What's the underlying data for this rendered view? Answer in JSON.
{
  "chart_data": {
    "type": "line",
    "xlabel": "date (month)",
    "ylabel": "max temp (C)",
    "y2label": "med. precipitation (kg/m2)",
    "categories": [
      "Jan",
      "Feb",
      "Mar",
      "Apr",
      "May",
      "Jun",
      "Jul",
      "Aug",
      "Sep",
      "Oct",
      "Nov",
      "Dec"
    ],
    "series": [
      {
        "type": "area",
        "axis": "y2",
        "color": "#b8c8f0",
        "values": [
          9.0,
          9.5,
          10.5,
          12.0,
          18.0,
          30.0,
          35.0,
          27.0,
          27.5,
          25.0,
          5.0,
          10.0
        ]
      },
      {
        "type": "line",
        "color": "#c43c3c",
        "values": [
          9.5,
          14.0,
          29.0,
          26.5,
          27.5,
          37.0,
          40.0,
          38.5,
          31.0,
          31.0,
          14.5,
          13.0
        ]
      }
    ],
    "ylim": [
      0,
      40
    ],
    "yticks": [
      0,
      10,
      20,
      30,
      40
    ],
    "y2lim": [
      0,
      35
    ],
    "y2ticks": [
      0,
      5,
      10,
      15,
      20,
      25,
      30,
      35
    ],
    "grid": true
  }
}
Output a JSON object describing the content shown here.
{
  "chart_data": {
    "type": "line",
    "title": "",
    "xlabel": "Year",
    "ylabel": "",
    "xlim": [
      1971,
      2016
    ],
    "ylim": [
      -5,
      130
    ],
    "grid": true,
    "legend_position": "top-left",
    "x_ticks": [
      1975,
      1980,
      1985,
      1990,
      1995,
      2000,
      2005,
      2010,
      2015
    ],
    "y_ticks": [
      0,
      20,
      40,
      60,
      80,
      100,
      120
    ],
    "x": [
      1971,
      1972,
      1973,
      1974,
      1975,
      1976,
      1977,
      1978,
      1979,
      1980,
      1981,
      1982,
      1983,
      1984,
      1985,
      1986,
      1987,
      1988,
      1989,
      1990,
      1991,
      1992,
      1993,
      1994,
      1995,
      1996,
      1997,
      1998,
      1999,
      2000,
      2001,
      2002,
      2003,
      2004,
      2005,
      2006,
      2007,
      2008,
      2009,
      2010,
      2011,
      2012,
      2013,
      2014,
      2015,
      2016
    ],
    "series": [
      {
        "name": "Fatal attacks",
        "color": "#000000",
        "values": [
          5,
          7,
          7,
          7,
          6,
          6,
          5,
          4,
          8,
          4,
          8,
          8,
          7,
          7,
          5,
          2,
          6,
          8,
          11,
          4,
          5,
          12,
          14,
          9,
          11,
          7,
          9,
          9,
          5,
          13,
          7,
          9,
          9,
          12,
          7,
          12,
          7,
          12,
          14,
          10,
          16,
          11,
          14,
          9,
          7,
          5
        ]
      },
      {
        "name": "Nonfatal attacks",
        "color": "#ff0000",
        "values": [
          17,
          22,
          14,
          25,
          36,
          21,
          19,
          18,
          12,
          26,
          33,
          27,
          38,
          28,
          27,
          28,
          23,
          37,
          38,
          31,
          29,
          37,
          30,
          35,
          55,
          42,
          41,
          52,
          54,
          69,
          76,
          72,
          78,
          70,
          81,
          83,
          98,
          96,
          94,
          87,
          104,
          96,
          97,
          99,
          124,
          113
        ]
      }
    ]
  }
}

THE TASK: Repeat the preceding lines exactly, please, every one of them.

ANSWER TO THE EXERCISE:
What's the underlying data for this rendered view? Answer in JSON.
{
  "chart_data": {
    "type": "line",
    "xlabel": "date (month)",
    "ylabel": "max temp (C)",
    "y2label": "med. precipitation (kg/m2)",
    "categories": [
      "Jan",
      "Feb",
      "Mar",
      "Apr",
      "May",
      "Jun",
      "Jul",
      "Aug",
      "Sep",
      "Oct",
      "Nov",
      "Dec"
    ],
    "series": [
      {
        "type": "area",
        "axis": "y2",
        "color": "#b8c8f0",
        "values": [
          9.0,
          9.5,
          10.5,
          12.0,
          18.0,
          30.0,
          35.0,
          27.0,
          27.5,
          25.0,
          5.0,
          10.0
        ]
      },
      {
        "type": "line",
        "color": "#c43c3c",
        "values": [
          9.5,
          14.0,
          29.0,
          26.5,
          27.5,
          37.0,
          40.0,
          38.5,
          31.0,
          31.0,
          14.5,
          13.0
        ]
      }
    ],
    "ylim": [
      0,
      40
    ],
    "yticks": [
      0,
      10,
      20,
      30,
      40
    ],
    "y2lim": [
      0,
      35
    ],
    "y2ticks": [
      0,
      5,
      10,
      15,
      20,
      25,
      30,
      35
    ],
    "grid": true
  }
}
Output a JSON object describing the content shown here.
{
  "chart_data": {
    "type": "line",
    "title": "",
    "xlabel": "Year",
    "ylabel": "",
    "xlim": [
      1971,
      2016
    ],
    "ylim": [
      -5,
      130
    ],
    "grid": true,
    "legend_position": "top-left",
    "x_ticks": [
      1975,
      1980,
      1985,
      1990,
      1995,
      2000,
      2005,
      2010,
      2015
    ],
    "y_ticks": [
      0,
      20,
      40,
      60,
      80,
      100,
      120
    ],
    "x": [
      1971,
      1972,
      1973,
      1974,
      1975,
      1976,
      1977,
      1978,
      1979,
      1980,
      1981,
      1982,
      1983,
      1984,
      1985,
      1986,
      1987,
      1988,
      1989,
      1990,
      1991,
      1992,
      1993,
      1994,
      1995,
      1996,
      1997,
      1998,
      1999,
      2000,
      2001,
      2002,
      2003,
      2004,
      2005,
      2006,
      2007,
      2008,
      2009,
      2010,
      2011,
      2012,
      2013,
      2014,
      2015,
      2016
    ],
    "series": [
      {
        "name": "Fatal attacks",
        "color": "#000000",
        "values": [
          5,
          7,
          7,
          7,
          6,
          6,
          5,
          4,
          8,
          4,
          8,
          8,
          7,
          7,
          5,
          2,
          6,
          8,
          11,
          4,
          5,
          12,
          14,
          9,
          11,
          7,
          9,
          9,
          5,
          13,
          7,
          9,
          9,
          12,
          7,
          12,
          7,
          12,
          14,
          10,
          16,
          11,
          14,
          9,
          7,
          5
        ]
      },
      {
        "name": "Nonfatal attacks",
        "color": "#ff0000",
        "values": [
          17,
          22,
          14,
          25,
          36,
          21,
          19,
          18,
          12,
          26,
          33,
          27,
          38,
          28,
          27,
          28,
          23,
          37,
          38,
          31,
          29,
          37,
          30,
          35,
          55,
          42,
          41,
          52,
          54,
          69,
          76,
          72,
          78,
          70,
          81,
          83,
          98,
          96,
          94,
          87,
          104,
          96,
          97,
          99,
          124,
          113
        ]
      }
    ]
  }
}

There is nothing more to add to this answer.